## To be done
Your task is to transcribe all of the records exactly and leave out the pictures.

## START Data entries

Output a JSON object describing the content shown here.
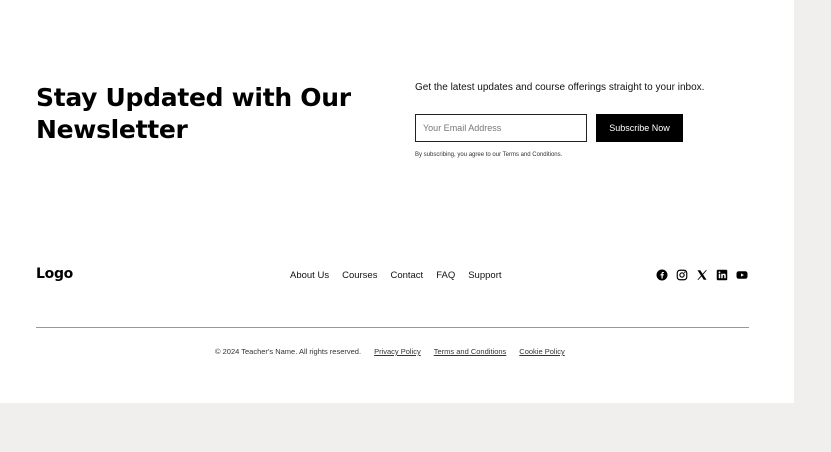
{
  "newsletter": {
    "title": "Stay Updated with Our Newsletter",
    "description": "Get the latest updates and course offerings straight to your inbox.",
    "email_placeholder": "Your Email Address",
    "email_value": "",
    "subscribe_label": "Subscribe Now",
    "disclaimer": "By subscribing, you agree to our Terms and Conditions."
  },
  "footer": {
    "logo": "Logo",
    "nav": [
      {
        "label": "About Us"
      },
      {
        "label": "Courses"
      },
      {
        "label": "Contact"
      },
      {
        "label": "FAQ"
      },
      {
        "label": "Support"
      }
    ],
    "social": [
      {
        "icon": "facebook-icon"
      },
      {
        "icon": "instagram-icon"
      },
      {
        "icon": "x-icon"
      },
      {
        "icon": "linkedin-icon"
      },
      {
        "icon": "youtube-icon"
      }
    ],
    "copyright": "© 2024 Teacher's Name. All rights reserved.",
    "legal": [
      {
        "label": "Privacy Policy"
      },
      {
        "label": "Terms and Conditions"
      },
      {
        "label": "Cookie Policy"
      }
    ]
  },
  "colors": {
    "background_outer": "#f0efed",
    "page": "#ffffff",
    "button": "#000000",
    "divider": "#999999"
  }
}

## END Data entries

## Answer
Output a JSON object describing the content shown here.
{
  "newsletter": {
    "title": "Stay Updated with Our Newsletter",
    "description": "Get the latest updates and course offerings straight to your inbox.",
    "email_placeholder": "Your Email Address",
    "email_value": "",
    "subscribe_label": "Subscribe Now",
    "disclaimer": "By subscribing, you agree to our Terms and Conditions."
  },
  "footer": {
    "logo": "Logo",
    "nav": [
      {
        "label": "About Us"
      },
      {
        "label": "Courses"
      },
      {
        "label": "Contact"
      },
      {
        "label": "FAQ"
      },
      {
        "label": "Support"
      }
    ],
    "social": [
      {
        "icon": "facebook-icon"
      },
      {
        "icon": "instagram-icon"
      },
      {
        "icon": "x-icon"
      },
      {
        "icon": "linkedin-icon"
      },
      {
        "icon": "youtube-icon"
      }
    ],
    "copyright": "© 2024 Teacher's Name. All rights reserved.",
    "legal": [
      {
        "label": "Privacy Policy"
      },
      {
        "label": "Terms and Conditions"
      },
      {
        "label": "Cookie Policy"
      }
    ]
  },
  "colors": {
    "background_outer": "#f0efed",
    "page": "#ffffff",
    "button": "#000000",
    "divider": "#999999"
  }
}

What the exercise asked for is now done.